- [WRITTEN PROBLEM]
Below are the records; collect from them each line containing the string "volunteer".

-- START SUPPLIED RECORDS --

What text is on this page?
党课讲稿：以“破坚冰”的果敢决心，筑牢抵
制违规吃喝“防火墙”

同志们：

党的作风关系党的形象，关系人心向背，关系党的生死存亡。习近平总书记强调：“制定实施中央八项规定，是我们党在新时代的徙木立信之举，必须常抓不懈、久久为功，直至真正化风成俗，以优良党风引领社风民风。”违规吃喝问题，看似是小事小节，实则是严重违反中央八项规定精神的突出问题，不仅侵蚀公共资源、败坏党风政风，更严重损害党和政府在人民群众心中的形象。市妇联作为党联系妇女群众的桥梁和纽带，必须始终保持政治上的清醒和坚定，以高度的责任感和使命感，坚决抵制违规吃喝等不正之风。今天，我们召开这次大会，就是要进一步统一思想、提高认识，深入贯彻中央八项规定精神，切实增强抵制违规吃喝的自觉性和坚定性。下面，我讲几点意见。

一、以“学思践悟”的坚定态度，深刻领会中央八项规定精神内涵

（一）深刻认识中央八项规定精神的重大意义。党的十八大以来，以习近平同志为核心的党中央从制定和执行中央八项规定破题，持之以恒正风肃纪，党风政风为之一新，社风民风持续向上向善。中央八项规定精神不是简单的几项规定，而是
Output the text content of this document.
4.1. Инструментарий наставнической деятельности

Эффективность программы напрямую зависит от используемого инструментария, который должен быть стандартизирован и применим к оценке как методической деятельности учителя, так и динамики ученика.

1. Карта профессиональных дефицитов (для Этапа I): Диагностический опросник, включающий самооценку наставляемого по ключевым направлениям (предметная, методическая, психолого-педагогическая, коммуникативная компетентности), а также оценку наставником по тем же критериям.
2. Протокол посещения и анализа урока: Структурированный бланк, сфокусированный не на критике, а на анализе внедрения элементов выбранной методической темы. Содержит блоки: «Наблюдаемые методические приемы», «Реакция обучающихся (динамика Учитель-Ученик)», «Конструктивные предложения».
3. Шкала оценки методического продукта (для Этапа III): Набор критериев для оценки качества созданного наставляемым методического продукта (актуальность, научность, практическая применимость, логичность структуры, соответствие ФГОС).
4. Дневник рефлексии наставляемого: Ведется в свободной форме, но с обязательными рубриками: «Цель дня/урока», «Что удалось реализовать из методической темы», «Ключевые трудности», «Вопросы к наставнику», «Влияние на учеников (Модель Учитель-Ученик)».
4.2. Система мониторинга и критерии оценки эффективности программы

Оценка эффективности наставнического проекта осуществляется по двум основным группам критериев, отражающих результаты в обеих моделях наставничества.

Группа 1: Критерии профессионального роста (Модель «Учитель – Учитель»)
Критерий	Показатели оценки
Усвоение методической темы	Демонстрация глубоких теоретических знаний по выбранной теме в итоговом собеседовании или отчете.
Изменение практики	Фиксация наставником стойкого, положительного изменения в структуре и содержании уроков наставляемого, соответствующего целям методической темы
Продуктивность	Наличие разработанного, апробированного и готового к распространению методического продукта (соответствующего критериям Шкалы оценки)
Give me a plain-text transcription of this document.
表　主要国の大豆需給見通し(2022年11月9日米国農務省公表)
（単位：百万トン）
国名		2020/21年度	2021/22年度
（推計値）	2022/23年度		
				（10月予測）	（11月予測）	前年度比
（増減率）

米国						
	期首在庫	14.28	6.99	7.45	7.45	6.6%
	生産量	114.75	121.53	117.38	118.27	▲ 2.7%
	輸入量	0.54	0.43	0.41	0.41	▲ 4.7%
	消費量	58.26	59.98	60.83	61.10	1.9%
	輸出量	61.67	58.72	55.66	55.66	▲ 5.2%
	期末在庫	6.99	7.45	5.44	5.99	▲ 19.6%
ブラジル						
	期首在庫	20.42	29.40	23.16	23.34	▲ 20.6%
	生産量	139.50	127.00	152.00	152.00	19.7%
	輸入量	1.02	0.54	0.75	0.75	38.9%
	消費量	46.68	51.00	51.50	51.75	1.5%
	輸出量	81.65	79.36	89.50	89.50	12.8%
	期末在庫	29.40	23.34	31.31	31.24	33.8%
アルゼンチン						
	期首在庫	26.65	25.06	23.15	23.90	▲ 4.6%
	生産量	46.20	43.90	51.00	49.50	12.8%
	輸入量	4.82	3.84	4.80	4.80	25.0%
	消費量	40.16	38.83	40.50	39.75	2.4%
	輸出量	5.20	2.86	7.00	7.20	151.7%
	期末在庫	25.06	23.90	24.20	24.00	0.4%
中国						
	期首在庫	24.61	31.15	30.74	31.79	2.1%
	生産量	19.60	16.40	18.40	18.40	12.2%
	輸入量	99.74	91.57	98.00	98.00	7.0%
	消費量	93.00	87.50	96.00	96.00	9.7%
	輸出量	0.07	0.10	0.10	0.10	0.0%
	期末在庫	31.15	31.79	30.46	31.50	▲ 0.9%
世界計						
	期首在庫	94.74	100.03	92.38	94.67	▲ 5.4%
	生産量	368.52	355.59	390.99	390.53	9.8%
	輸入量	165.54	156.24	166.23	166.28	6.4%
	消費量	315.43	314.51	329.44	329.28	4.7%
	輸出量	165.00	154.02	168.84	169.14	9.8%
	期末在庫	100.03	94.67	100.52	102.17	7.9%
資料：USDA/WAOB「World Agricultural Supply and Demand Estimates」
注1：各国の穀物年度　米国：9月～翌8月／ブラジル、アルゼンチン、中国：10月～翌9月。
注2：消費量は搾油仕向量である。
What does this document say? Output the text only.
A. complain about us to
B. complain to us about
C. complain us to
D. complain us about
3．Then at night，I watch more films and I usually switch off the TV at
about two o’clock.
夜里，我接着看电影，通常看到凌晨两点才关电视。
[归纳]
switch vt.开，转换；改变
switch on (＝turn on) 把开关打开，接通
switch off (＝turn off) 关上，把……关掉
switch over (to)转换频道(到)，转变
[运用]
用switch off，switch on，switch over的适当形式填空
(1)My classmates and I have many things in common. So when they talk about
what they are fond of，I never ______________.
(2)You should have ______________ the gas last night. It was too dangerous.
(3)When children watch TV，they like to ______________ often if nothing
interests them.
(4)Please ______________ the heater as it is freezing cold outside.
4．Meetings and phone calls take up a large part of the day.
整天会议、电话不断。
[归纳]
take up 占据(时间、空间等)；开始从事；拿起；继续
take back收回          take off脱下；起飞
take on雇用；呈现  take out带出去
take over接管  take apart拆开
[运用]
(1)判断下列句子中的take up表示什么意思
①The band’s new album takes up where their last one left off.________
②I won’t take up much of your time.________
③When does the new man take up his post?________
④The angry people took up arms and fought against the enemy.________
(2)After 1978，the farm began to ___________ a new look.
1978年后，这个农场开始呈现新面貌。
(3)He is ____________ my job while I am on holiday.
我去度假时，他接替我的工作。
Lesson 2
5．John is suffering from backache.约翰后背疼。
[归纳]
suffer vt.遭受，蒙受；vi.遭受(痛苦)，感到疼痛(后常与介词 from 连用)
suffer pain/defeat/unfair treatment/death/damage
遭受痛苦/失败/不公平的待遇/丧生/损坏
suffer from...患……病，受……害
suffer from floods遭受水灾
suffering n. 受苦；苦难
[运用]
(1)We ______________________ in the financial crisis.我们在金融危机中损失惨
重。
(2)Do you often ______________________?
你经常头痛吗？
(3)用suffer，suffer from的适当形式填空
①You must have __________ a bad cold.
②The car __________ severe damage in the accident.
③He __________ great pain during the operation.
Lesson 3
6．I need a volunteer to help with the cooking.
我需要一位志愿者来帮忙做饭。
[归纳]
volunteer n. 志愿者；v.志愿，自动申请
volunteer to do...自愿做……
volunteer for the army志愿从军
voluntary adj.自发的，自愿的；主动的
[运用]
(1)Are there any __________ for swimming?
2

-- END SUPPLIED RECORDS --

- [SOLUTION TO THIS PROBLEM]
6．I need a volunteer to help with the cooking.
volunteer n. 志愿者；v.志愿，自动申请
volunteer to do...自愿做……
volunteer for the army志愿从军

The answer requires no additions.